■ What you should do: Check each line of the listing below for the string "updated", and copy the ones that have it.

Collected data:
═══
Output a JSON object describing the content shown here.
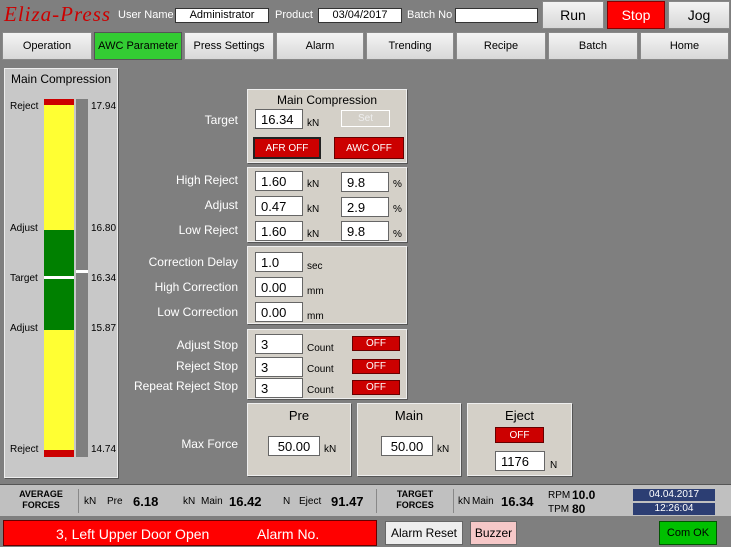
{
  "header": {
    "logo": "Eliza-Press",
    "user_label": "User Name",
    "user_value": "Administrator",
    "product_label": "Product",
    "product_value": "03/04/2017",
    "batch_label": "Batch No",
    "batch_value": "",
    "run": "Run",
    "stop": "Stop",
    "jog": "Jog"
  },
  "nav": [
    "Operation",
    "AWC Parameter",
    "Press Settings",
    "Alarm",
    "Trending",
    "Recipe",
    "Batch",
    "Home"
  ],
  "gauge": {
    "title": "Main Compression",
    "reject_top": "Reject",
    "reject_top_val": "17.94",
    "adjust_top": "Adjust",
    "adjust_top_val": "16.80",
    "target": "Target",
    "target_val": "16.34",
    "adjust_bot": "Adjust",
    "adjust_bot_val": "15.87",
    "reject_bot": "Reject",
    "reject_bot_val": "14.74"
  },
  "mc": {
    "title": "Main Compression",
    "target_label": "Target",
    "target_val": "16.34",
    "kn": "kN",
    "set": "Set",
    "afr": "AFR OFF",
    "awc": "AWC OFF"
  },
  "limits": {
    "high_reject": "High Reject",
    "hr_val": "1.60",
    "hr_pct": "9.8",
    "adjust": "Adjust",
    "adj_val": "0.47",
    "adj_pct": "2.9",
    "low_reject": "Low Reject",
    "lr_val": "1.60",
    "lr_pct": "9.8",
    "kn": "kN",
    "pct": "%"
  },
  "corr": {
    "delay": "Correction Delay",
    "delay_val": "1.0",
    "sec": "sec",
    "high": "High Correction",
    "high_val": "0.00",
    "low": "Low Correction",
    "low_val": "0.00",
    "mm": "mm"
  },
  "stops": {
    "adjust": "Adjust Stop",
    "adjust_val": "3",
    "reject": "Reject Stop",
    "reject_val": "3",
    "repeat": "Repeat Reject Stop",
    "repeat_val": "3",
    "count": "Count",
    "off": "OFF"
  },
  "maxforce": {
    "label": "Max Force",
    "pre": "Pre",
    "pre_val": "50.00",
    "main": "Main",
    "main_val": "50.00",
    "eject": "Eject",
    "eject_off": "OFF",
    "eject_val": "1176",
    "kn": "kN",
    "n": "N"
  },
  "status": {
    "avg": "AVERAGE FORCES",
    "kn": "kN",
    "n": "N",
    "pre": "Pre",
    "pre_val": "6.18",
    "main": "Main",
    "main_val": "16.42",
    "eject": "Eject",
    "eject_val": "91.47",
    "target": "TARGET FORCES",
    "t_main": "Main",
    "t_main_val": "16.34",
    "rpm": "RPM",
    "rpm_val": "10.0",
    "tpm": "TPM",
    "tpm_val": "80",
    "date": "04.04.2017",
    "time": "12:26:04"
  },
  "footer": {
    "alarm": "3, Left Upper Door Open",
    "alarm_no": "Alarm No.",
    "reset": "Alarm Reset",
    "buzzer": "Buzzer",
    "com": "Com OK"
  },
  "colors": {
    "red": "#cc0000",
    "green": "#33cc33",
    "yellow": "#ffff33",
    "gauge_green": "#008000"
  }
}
═══
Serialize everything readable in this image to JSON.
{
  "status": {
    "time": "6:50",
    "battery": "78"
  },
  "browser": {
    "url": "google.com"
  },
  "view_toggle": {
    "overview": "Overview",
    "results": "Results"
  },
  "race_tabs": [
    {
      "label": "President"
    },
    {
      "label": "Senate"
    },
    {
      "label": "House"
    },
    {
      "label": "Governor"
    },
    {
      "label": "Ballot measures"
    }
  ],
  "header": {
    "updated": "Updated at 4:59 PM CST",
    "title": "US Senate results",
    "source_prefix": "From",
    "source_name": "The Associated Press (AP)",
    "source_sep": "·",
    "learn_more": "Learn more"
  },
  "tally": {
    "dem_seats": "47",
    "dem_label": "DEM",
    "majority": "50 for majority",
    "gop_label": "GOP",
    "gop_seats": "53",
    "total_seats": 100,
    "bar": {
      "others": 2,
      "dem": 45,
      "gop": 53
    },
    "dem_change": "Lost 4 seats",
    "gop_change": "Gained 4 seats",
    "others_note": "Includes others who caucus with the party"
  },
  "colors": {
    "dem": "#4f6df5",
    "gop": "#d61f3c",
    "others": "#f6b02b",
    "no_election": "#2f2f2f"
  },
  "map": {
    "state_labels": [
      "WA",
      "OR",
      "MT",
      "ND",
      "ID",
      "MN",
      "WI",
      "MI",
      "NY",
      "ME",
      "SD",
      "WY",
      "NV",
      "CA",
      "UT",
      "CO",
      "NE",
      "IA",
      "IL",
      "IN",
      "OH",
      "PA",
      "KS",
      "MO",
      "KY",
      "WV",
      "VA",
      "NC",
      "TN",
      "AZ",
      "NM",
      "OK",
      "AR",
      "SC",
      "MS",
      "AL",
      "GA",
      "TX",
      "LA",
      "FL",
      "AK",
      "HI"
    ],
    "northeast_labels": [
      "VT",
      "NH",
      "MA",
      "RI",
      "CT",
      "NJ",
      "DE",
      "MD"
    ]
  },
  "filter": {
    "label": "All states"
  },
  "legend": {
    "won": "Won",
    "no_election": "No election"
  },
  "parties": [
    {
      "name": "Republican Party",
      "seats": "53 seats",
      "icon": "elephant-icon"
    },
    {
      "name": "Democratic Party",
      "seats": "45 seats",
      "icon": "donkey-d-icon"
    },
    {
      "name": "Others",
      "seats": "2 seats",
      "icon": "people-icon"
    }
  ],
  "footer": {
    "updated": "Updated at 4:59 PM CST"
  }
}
═══
■ Answer in full:
    "updated": "Updated at 4:59 PM CST",
    "updated": "Updated at 4:59 PM CST"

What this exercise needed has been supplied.